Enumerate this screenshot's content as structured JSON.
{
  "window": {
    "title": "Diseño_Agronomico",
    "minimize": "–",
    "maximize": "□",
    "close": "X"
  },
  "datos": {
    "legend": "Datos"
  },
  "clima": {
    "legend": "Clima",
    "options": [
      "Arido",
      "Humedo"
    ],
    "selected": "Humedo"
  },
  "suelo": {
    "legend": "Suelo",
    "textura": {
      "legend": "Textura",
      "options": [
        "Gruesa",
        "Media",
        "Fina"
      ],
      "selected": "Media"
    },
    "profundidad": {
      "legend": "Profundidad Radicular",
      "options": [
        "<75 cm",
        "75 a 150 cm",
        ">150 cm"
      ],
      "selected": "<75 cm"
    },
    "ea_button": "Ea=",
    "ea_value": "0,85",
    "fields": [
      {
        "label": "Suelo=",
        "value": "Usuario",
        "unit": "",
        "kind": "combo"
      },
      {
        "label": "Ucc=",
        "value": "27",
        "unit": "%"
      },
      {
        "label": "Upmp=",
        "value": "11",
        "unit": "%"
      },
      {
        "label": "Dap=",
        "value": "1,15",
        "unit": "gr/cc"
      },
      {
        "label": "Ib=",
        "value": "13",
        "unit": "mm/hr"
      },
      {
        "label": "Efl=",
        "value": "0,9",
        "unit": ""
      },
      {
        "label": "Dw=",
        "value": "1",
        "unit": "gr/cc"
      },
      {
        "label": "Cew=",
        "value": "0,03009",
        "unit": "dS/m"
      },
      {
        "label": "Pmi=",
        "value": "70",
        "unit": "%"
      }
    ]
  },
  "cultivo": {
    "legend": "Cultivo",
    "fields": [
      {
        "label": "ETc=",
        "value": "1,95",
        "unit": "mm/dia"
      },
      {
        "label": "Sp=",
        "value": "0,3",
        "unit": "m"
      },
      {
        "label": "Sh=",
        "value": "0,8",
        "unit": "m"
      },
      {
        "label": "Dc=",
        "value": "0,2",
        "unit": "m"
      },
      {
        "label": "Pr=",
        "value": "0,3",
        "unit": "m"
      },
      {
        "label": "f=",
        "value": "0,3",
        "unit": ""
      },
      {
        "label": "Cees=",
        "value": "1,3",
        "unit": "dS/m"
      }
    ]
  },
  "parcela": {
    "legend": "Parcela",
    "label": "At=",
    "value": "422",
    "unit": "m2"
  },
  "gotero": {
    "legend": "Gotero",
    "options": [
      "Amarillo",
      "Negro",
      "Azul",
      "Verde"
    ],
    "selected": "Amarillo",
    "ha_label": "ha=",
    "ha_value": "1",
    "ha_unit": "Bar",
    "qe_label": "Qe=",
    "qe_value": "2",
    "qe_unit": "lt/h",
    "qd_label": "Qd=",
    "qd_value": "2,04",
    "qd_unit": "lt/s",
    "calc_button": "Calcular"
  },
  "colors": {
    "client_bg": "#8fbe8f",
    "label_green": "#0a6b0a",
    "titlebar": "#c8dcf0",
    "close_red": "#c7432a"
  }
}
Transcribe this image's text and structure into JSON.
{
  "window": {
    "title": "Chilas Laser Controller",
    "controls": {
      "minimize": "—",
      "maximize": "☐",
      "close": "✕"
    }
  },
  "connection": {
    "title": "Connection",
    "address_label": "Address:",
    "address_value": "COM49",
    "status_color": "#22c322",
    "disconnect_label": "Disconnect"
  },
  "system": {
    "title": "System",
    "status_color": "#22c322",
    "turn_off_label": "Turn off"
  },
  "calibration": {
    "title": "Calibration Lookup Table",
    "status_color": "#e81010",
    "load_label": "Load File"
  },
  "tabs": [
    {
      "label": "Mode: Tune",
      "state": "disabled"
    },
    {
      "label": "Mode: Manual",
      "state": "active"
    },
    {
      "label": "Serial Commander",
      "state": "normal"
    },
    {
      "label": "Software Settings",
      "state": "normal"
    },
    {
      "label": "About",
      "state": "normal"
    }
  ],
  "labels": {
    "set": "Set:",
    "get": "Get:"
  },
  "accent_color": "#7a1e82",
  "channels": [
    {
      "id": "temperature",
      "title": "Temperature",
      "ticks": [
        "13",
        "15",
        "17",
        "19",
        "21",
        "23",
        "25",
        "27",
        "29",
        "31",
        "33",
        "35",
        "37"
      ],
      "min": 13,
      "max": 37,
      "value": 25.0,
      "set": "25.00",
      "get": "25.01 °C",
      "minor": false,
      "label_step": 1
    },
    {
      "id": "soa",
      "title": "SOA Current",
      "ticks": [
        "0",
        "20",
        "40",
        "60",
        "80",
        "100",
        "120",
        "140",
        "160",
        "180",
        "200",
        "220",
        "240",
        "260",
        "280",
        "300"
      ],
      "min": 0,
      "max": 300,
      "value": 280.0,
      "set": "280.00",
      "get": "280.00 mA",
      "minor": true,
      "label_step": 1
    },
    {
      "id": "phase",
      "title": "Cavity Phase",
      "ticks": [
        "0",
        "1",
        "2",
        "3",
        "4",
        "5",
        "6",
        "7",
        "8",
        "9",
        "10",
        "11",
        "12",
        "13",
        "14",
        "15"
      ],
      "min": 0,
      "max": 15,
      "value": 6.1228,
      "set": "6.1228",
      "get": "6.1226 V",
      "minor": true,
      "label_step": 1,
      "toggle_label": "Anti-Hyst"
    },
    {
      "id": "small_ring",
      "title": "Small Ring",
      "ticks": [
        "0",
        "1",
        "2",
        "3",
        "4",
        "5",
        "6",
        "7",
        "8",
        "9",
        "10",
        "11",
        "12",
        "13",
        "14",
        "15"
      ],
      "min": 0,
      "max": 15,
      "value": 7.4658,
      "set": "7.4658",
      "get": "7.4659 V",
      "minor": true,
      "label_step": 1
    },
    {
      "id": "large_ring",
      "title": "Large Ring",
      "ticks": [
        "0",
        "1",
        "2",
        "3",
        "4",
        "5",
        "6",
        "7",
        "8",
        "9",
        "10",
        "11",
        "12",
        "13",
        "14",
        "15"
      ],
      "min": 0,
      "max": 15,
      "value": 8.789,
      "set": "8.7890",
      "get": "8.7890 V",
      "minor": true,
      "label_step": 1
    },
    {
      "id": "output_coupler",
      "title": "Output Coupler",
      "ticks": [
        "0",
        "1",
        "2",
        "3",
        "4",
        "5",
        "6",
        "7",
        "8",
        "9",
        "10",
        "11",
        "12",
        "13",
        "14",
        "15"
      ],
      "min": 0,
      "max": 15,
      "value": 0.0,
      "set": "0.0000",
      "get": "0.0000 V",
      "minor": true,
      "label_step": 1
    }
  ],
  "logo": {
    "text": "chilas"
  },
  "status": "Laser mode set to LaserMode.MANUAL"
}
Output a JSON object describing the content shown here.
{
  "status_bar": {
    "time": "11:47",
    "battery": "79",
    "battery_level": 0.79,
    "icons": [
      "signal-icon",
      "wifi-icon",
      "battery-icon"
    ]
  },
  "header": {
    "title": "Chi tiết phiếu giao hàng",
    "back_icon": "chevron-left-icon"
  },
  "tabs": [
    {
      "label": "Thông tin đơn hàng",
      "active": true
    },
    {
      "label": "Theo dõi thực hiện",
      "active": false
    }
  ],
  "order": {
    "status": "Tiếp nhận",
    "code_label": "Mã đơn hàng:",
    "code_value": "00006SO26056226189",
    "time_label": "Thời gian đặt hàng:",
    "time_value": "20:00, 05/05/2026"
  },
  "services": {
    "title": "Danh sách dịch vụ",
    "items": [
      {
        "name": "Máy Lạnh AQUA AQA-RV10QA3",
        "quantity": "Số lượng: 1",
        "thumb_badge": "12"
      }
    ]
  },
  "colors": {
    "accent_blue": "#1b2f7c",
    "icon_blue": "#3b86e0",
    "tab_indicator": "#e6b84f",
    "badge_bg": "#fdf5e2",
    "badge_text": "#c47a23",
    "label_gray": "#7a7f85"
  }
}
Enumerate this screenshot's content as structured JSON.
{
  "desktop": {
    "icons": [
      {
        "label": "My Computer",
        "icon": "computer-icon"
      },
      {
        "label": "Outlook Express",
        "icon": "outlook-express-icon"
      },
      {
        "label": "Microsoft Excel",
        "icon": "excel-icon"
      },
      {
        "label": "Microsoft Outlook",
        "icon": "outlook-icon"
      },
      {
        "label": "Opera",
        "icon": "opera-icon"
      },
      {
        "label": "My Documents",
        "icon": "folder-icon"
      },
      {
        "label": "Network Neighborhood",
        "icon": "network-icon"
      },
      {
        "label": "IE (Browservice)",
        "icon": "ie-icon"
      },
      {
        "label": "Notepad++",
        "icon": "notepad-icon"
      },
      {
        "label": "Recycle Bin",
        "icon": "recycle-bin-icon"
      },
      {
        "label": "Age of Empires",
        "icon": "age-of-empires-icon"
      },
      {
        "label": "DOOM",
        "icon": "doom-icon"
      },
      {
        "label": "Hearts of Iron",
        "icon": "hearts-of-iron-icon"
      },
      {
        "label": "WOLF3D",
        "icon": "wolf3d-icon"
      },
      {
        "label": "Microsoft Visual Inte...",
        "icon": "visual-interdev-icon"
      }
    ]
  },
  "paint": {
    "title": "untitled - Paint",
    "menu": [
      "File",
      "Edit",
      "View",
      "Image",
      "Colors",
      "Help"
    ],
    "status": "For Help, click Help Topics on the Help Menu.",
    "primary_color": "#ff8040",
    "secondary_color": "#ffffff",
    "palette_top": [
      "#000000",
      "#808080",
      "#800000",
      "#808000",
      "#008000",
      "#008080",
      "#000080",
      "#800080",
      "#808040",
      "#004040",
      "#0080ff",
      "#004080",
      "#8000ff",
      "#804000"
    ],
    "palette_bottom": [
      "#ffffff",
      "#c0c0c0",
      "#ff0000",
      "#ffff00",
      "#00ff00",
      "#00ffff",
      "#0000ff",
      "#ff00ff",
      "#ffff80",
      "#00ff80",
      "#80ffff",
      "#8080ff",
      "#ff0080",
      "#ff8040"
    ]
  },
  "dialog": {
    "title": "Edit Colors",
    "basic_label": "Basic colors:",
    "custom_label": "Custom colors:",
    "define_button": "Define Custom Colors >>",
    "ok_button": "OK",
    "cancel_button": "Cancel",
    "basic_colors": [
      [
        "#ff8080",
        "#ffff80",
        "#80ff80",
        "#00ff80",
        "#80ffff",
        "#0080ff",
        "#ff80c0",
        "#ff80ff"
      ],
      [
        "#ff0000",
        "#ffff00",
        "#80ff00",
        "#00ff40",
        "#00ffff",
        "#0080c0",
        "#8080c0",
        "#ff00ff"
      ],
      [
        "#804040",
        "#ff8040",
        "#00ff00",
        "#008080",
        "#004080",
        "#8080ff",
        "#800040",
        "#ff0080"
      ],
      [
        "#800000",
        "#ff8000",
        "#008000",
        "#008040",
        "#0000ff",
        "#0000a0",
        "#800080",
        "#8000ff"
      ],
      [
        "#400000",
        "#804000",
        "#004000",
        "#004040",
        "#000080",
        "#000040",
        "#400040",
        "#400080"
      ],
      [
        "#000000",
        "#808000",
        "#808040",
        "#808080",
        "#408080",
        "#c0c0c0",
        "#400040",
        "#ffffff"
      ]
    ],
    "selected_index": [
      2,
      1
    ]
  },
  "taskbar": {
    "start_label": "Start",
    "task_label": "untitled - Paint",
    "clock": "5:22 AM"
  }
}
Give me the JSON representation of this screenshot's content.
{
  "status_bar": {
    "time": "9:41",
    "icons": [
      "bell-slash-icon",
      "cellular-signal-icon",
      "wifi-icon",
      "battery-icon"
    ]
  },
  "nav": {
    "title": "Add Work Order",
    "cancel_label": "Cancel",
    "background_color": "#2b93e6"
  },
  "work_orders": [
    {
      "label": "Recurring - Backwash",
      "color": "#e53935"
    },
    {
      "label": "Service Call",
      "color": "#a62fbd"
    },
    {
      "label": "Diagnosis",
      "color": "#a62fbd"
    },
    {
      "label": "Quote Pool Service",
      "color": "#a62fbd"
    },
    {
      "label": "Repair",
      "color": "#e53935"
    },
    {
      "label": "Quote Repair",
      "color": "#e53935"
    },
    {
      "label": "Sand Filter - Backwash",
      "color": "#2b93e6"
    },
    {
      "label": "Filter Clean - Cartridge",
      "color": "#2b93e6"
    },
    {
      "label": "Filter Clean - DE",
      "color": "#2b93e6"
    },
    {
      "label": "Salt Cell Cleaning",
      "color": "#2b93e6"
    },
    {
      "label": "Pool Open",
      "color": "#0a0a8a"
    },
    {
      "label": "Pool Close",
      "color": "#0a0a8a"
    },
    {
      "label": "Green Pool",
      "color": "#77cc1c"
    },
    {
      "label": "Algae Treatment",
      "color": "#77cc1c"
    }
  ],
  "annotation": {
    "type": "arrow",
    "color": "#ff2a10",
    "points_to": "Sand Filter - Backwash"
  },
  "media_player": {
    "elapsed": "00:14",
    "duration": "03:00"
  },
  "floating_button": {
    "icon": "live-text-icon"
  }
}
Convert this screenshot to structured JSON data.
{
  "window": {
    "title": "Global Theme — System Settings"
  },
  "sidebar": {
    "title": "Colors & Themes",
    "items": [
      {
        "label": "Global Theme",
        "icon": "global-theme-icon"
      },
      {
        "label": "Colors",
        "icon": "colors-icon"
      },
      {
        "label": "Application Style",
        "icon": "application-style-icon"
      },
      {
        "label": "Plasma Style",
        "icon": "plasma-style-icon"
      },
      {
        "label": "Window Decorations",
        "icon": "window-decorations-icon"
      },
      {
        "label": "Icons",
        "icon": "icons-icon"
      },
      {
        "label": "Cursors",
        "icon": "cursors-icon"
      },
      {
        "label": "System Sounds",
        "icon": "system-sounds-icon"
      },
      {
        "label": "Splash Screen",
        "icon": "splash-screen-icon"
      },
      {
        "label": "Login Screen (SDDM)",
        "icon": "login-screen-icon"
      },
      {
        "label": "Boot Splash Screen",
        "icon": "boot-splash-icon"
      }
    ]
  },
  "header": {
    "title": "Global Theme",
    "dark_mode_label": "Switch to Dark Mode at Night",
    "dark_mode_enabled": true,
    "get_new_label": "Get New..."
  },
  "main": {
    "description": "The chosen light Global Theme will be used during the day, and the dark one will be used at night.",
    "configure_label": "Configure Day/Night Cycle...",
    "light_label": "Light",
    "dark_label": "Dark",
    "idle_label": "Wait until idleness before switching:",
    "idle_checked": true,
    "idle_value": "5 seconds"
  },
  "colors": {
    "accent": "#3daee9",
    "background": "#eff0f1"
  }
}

=====

What is being asked
Report only how many lines of the listing hold the word "this".

Solution to the problem
5